#### [Exercise goal]
Produce an exact copy of all the data below, dropping every image.

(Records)
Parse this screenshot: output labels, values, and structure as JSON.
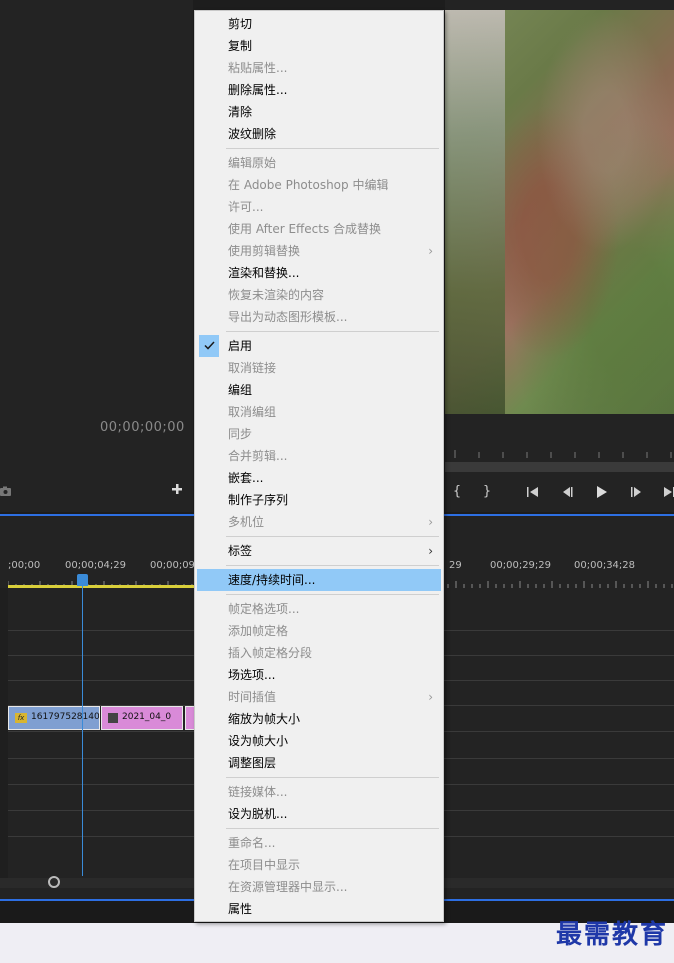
{
  "source_monitor": {
    "timecode": "00;00;00;00"
  },
  "timeline": {
    "ruler_labels": [
      ";00;00",
      "00;00;04;29",
      "00;00;09",
      "29",
      "00;00;29;29",
      "00;00;34;28"
    ],
    "clips": [
      {
        "label": "161797528140",
        "badge": "fx"
      },
      {
        "label": "2021_04_0",
        "badge": ""
      }
    ]
  },
  "transport_icons": [
    "mark-in-icon",
    "mark-out-icon",
    "go-to-in-icon",
    "step-back-icon",
    "play-icon",
    "step-forward-icon",
    "go-to-out-icon"
  ],
  "context_menu": {
    "items": [
      {
        "label": "剪切",
        "enabled": true
      },
      {
        "label": "复制",
        "enabled": true
      },
      {
        "label": "粘贴属性...",
        "enabled": false
      },
      {
        "label": "删除属性...",
        "enabled": true
      },
      {
        "label": "清除",
        "enabled": true
      },
      {
        "label": "波纹删除",
        "enabled": true
      },
      {
        "label": "编辑原始",
        "enabled": false
      },
      {
        "label": "在 Adobe Photoshop 中编辑",
        "enabled": false
      },
      {
        "label": "许可...",
        "enabled": false
      },
      {
        "label": "使用 After Effects 合成替换",
        "enabled": false
      },
      {
        "label": "使用剪辑替换",
        "enabled": false,
        "submenu": true
      },
      {
        "label": "渲染和替换...",
        "enabled": true
      },
      {
        "label": "恢复未渲染的内容",
        "enabled": false
      },
      {
        "label": "导出为动态图形模板...",
        "enabled": false
      },
      {
        "label": "启用",
        "enabled": true,
        "checked": true
      },
      {
        "label": "取消链接",
        "enabled": false
      },
      {
        "label": "编组",
        "enabled": true
      },
      {
        "label": "取消编组",
        "enabled": false
      },
      {
        "label": "同步",
        "enabled": false
      },
      {
        "label": "合并剪辑...",
        "enabled": false
      },
      {
        "label": "嵌套...",
        "enabled": true
      },
      {
        "label": "制作子序列",
        "enabled": true
      },
      {
        "label": "多机位",
        "enabled": false,
        "submenu": true
      },
      {
        "label": "标签",
        "enabled": true,
        "submenu": true
      },
      {
        "label": "速度/持续时间...",
        "enabled": true,
        "highlighted": true
      },
      {
        "label": "帧定格选项...",
        "enabled": false
      },
      {
        "label": "添加帧定格",
        "enabled": false
      },
      {
        "label": "插入帧定格分段",
        "enabled": false
      },
      {
        "label": "场选项...",
        "enabled": true
      },
      {
        "label": "时间插值",
        "enabled": false,
        "submenu": true
      },
      {
        "label": "缩放为帧大小",
        "enabled": true
      },
      {
        "label": "设为帧大小",
        "enabled": true
      },
      {
        "label": "调整图层",
        "enabled": true
      },
      {
        "label": "链接媒体...",
        "enabled": false
      },
      {
        "label": "设为脱机...",
        "enabled": true
      },
      {
        "label": "重命名...",
        "enabled": false
      },
      {
        "label": "在项目中显示",
        "enabled": false
      },
      {
        "label": "在资源管理器中显示...",
        "enabled": false
      },
      {
        "label": "属性",
        "enabled": true
      }
    ]
  },
  "watermark": "最需教育"
}
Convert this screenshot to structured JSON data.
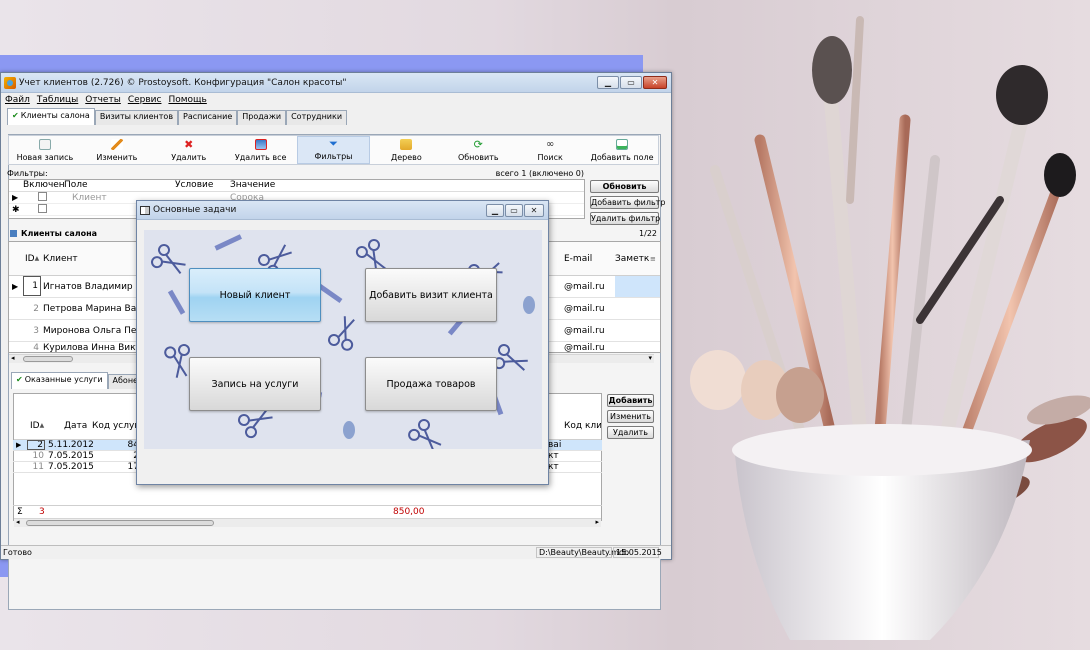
{
  "main_window": {
    "title": "Учет клиентов (2.726) © Prostoysoft. Конфигурация \"Салон красоты\"",
    "buttons": {
      "minimize": "▁",
      "maximize": "▭",
      "close": "✕"
    },
    "menu": [
      "Файл",
      "Таблицы",
      "Отчеты",
      "Сервис",
      "Помощь"
    ],
    "tabs": [
      "Клиенты салона",
      "Визиты клиентов",
      "Расписание",
      "Продажи",
      "Сотрудники"
    ],
    "toolbar": [
      "Новая запись",
      "Изменить",
      "Удалить",
      "Удалить все",
      "Фильтры",
      "Дерево",
      "Обновить",
      "Поиск",
      "Добавить поле"
    ]
  },
  "filters": {
    "label": "Фильтры:",
    "count": "всего 1 (включено 0)",
    "columns": [
      "Включен",
      "Поле",
      "Условие",
      "Значение"
    ],
    "row": {
      "field": "Клиент",
      "value": "Сорока"
    },
    "buttons": {
      "refresh": "Обновить",
      "add": "Добавить фильтр",
      "remove": "Удалить фильтр"
    }
  },
  "clients": {
    "title": "Клиенты салона",
    "count": "1/22",
    "columns": {
      "id": "ID",
      "client": "Клиент",
      "email": "E-mail",
      "note": "Заметк"
    },
    "rows": [
      {
        "id": "1",
        "name": "Игнатов Владимир Иг",
        "email": "@mail.ru"
      },
      {
        "id": "2",
        "name": "Петрова Марина Вал",
        "email": "@mail.ru"
      },
      {
        "id": "3",
        "name": "Миронова Ольга Петр",
        "email": "@mail.ru"
      },
      {
        "id": "4",
        "name": "Курилова Инна Викто",
        "email": "@mail.ru"
      }
    ]
  },
  "services": {
    "tabs": [
      "Оказанные услуги",
      "Абонемент"
    ],
    "columns": {
      "id": "ID",
      "date": "Дата",
      "code": "Код услуги",
      "code2": "Код клие"
    },
    "rows": [
      {
        "id": "2",
        "date": "5.11.2012",
        "code": "84",
        "tail": "ваі"
      },
      {
        "id": "10",
        "date": "7.05.2015",
        "code": "2",
        "tail": "кт"
      },
      {
        "id": "11",
        "date": "7.05.2015",
        "code": "17",
        "tail": "кт"
      }
    ],
    "sum_symbol": "Σ",
    "sum_count": "3",
    "sum_total": "850,00",
    "buttons": {
      "add": "Добавить",
      "edit": "Изменить",
      "delete": "Удалить"
    }
  },
  "status": {
    "left": "Готово",
    "path": "D:\\Beauty\\Beauty.mdb",
    "date": "15.05.2015"
  },
  "dialog": {
    "title": "Основные задачи",
    "buttons": [
      "Новый клиент",
      "Добавить визит клиента",
      "Запись на услуги",
      "Продажа товаров"
    ]
  },
  "colors": {
    "accent": "#8b98f2",
    "selected_row": "#cfe5fb",
    "sum_red": "#c00000"
  }
}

#### [Completed exercise]
Parse this screenshot: output labels, values, and structure as JSON.
{
  "source_monitor": {
    "timecode": "00;00;00;00"
  },
  "timeline": {
    "ruler_labels": [
      ";00;00",
      "00;00;04;29",
      "00;00;09",
      "29",
      "00;00;29;29",
      "00;00;34;28"
    ],
    "clips": [
      {
        "label": "161797528140",
        "badge": "fx"
      },
      {
        "label": "2021_04_0",
        "badge": ""
      }
    ]
  },
  "transport_icons": [
    "mark-in-icon",
    "mark-out-icon",
    "go-to-in-icon",
    "step-back-icon",
    "play-icon",
    "step-forward-icon",
    "go-to-out-icon"
  ],
  "context_menu": {
    "items": [
      {
        "label": "剪切",
        "enabled": true
      },
      {
        "label": "复制",
        "enabled": true
      },
      {
        "label": "粘贴属性...",
        "enabled": false
      },
      {
        "label": "删除属性...",
        "enabled": true
      },
      {
        "label": "清除",
        "enabled": true
      },
      {
        "label": "波纹删除",
        "enabled": true
      },
      {
        "label": "编辑原始",
        "enabled": false
      },
      {
        "label": "在 Adobe Photoshop 中编辑",
        "enabled": false
      },
      {
        "label": "许可...",
        "enabled": false
      },
      {
        "label": "使用 After Effects 合成替换",
        "enabled": false
      },
      {
        "label": "使用剪辑替换",
        "enabled": false,
        "submenu": true
      },
      {
        "label": "渲染和替换...",
        "enabled": true
      },
      {
        "label": "恢复未渲染的内容",
        "enabled": false
      },
      {
        "label": "导出为动态图形模板...",
        "enabled": false
      },
      {
        "label": "启用",
        "enabled": true,
        "checked": true
      },
      {
        "label": "取消链接",
        "enabled": false
      },
      {
        "label": "编组",
        "enabled": true
      },
      {
        "label": "取消编组",
        "enabled": false
      },
      {
        "label": "同步",
        "enabled": false
      },
      {
        "label": "合并剪辑...",
        "enabled": false
      },
      {
        "label": "嵌套...",
        "enabled": true
      },
      {
        "label": "制作子序列",
        "enabled": true
      },
      {
        "label": "多机位",
        "enabled": false,
        "submenu": true
      },
      {
        "label": "标签",
        "enabled": true,
        "submenu": true
      },
      {
        "label": "速度/持续时间...",
        "enabled": true,
        "highlighted": true
      },
      {
        "label": "帧定格选项...",
        "enabled": false
      },
      {
        "label": "添加帧定格",
        "enabled": false
      },
      {
        "label": "插入帧定格分段",
        "enabled": false
      },
      {
        "label": "场选项...",
        "enabled": true
      },
      {
        "label": "时间插值",
        "enabled": false,
        "submenu": true
      },
      {
        "label": "缩放为帧大小",
        "enabled": true
      },
      {
        "label": "设为帧大小",
        "enabled": true
      },
      {
        "label": "调整图层",
        "enabled": true
      },
      {
        "label": "链接媒体...",
        "enabled": false
      },
      {
        "label": "设为脱机...",
        "enabled": true
      },
      {
        "label": "重命名...",
        "enabled": false
      },
      {
        "label": "在项目中显示",
        "enabled": false
      },
      {
        "label": "在资源管理器中显示...",
        "enabled": false
      },
      {
        "label": "属性",
        "enabled": true
      }
    ]
  },
  "watermark": "最需教育"
}
Convert this screenshot to structured JSON data.
{
  "main_window": {
    "title": "Учет клиентов (2.726) © Prostoysoft. Конфигурация \"Салон красоты\"",
    "buttons": {
      "minimize": "▁",
      "maximize": "▭",
      "close": "✕"
    },
    "menu": [
      "Файл",
      "Таблицы",
      "Отчеты",
      "Сервис",
      "Помощь"
    ],
    "tabs": [
      "Клиенты салона",
      "Визиты клиентов",
      "Расписание",
      "Продажи",
      "Сотрудники"
    ],
    "toolbar": [
      "Новая запись",
      "Изменить",
      "Удалить",
      "Удалить все",
      "Фильтры",
      "Дерево",
      "Обновить",
      "Поиск",
      "Добавить поле"
    ]
  },
  "filters": {
    "label": "Фильтры:",
    "count": "всего 1 (включено 0)",
    "columns": [
      "Включен",
      "Поле",
      "Условие",
      "Значение"
    ],
    "row": {
      "field": "Клиент",
      "value": "Сорока"
    },
    "buttons": {
      "refresh": "Обновить",
      "add": "Добавить фильтр",
      "remove": "Удалить фильтр"
    }
  },
  "clients": {
    "title": "Клиенты салона",
    "count": "1/22",
    "columns": {
      "id": "ID",
      "client": "Клиент",
      "email": "E-mail",
      "note": "Заметк"
    },
    "rows": [
      {
        "id": "1",
        "name": "Игнатов Владимир Иг",
        "email": "@mail.ru"
      },
      {
        "id": "2",
        "name": "Петрова Марина Вал",
        "email": "@mail.ru"
      },
      {
        "id": "3",
        "name": "Миронова Ольга Петр",
        "email": "@mail.ru"
      },
      {
        "id": "4",
        "name": "Курилова Инна Викто",
        "email": "@mail.ru"
      }
    ]
  },
  "services": {
    "tabs": [
      "Оказанные услуги",
      "Абонемент"
    ],
    "columns": {
      "id": "ID",
      "date": "Дата",
      "code": "Код услуги",
      "code2": "Код клие"
    },
    "rows": [
      {
        "id": "2",
        "date": "5.11.2012",
        "code": "84",
        "tail": "ваі"
      },
      {
        "id": "10",
        "date": "7.05.2015",
        "code": "2",
        "tail": "кт"
      },
      {
        "id": "11",
        "date": "7.05.2015",
        "code": "17",
        "tail": "кт"
      }
    ],
    "sum_symbol": "Σ",
    "sum_count": "3",
    "sum_total": "850,00",
    "buttons": {
      "add": "Добавить",
      "edit": "Изменить",
      "delete": "Удалить"
    }
  },
  "status": {
    "left": "Готово",
    "path": "D:\\Beauty\\Beauty.mdb",
    "date": "15.05.2015"
  },
  "dialog": {
    "title": "Основные задачи",
    "buttons": [
      "Новый клиент",
      "Добавить визит клиента",
      "Запись на услуги",
      "Продажа товаров"
    ]
  },
  "colors": {
    "accent": "#8b98f2",
    "selected_row": "#cfe5fb",
    "sum_red": "#c00000"
  }
}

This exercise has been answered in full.